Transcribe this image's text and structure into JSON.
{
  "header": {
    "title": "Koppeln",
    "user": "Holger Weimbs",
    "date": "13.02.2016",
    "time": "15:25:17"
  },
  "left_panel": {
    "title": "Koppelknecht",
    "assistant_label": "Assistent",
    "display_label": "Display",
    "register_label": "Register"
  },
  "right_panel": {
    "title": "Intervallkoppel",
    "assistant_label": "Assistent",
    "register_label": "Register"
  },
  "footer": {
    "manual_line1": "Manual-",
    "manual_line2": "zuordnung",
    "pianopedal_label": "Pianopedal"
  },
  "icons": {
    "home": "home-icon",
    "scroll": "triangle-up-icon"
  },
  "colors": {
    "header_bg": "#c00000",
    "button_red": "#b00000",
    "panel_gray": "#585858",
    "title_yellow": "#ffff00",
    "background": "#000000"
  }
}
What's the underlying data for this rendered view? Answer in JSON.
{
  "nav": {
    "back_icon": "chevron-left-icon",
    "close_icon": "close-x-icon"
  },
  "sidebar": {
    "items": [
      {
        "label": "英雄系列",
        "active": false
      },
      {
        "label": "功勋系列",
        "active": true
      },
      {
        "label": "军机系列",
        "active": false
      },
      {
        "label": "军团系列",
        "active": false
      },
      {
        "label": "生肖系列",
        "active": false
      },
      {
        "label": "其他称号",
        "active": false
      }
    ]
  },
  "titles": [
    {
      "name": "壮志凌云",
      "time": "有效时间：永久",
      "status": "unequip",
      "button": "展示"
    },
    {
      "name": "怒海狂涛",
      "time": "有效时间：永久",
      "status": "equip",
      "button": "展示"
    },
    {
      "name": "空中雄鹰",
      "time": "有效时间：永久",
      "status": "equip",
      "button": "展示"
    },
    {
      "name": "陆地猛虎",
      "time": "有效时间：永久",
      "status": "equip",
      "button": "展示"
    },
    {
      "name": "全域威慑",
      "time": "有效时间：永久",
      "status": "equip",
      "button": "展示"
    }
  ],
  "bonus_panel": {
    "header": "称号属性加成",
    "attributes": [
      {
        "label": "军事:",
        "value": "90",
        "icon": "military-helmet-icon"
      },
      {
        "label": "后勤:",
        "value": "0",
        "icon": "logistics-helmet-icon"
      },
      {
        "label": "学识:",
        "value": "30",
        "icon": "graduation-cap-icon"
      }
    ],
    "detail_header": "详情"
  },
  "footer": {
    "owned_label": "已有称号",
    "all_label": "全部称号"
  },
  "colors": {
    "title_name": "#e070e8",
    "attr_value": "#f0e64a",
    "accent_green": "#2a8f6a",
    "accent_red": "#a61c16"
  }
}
******
▶ _WHAT TO PRODUCE_: Of the lines above, copy each that contains "helmet".

▶ _CORRECT RESPONSE_:
        "icon": "military-helmet-icon"
        "icon": "logistics-helmet-icon"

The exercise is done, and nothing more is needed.